> Task statement: Go through the material below and copy each line where the word "treatment" appears.

* start Dataset *

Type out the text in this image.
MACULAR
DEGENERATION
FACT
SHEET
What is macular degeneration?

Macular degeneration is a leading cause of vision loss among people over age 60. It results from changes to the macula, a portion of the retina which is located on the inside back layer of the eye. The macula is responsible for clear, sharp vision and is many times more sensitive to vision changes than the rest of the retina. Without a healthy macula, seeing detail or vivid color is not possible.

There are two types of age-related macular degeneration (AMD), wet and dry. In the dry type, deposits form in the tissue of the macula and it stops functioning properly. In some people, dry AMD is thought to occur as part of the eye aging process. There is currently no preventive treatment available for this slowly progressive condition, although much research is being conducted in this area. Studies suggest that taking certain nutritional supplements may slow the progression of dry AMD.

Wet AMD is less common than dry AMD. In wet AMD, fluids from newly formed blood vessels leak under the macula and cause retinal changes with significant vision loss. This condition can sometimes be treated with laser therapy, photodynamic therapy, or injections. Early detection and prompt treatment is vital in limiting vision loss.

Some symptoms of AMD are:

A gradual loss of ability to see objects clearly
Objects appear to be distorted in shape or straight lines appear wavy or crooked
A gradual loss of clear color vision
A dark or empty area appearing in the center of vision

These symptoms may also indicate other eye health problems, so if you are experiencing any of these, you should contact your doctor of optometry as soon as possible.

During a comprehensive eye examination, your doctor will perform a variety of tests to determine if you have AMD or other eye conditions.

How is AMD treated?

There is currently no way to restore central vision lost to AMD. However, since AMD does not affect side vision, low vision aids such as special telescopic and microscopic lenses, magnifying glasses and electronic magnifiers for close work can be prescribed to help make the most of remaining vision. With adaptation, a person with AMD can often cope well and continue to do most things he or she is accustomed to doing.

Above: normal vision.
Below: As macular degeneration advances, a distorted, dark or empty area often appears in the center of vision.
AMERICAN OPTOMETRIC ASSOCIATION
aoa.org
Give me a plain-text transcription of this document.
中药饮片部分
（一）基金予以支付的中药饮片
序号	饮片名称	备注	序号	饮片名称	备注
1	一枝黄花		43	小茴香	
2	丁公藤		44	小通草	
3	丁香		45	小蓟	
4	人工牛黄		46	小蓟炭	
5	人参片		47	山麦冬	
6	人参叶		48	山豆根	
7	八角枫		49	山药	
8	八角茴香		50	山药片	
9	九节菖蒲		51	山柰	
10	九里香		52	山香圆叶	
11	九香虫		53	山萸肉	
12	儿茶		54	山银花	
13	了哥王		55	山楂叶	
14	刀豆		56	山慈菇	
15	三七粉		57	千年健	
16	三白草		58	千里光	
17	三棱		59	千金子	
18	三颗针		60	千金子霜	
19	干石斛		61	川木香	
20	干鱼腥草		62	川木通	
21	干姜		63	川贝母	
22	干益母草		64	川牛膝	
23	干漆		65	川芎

* end Dataset *

> Answer for the task:
There are two types of age-related macular degeneration (AMD), wet and dry. In the dry type, deposits form in the tissue of the macula and it stops functioning properly. In some people, dry AMD is thought to occur as part of the eye aging process. There is currently no preventive treatment available for this slowly progressive condition, although much research is being conducted in this area. Studies suggest that taking certain nutritional supplements may slow the progression of dry AMD.
Wet AMD is less common than dry AMD. In wet AMD, fluids from newly formed blood vessels leak under the macula and cause retinal changes with significant vision loss. This condition can sometimes be treated with laser therapy, photodynamic therapy, or injections. Early detection and prompt treatment is vital in limiting vision loss.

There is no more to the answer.